▸ WRITTEN TASK
Work out the number of lines in the records that include the word "have"; reply with that number alone.

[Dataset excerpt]
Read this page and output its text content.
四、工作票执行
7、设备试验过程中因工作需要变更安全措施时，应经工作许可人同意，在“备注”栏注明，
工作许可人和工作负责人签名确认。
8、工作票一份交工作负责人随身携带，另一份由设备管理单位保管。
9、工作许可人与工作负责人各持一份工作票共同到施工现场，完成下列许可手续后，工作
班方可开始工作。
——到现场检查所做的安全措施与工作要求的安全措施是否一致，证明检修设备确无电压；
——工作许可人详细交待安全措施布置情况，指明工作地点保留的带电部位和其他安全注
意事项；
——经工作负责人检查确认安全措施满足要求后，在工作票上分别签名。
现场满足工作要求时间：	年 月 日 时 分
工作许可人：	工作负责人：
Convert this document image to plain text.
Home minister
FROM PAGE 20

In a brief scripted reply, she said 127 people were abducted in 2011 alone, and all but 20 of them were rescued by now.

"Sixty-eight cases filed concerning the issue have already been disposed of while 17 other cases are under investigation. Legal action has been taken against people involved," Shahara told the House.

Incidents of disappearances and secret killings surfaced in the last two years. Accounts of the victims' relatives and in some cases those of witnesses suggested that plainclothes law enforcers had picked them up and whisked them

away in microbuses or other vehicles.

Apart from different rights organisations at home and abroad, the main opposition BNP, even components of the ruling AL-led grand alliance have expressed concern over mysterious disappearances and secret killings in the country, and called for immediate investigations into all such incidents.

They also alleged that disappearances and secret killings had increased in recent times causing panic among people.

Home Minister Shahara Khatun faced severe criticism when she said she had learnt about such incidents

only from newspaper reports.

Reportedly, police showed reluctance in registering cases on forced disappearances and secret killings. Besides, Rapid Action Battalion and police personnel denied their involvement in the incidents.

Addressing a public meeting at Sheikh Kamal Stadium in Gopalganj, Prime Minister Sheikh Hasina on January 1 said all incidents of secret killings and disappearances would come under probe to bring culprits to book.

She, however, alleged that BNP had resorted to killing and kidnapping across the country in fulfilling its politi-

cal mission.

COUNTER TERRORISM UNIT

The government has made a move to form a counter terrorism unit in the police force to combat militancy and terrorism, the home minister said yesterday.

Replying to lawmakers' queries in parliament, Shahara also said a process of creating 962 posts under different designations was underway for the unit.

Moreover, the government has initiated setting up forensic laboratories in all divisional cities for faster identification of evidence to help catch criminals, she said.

▸ RESPONSE
2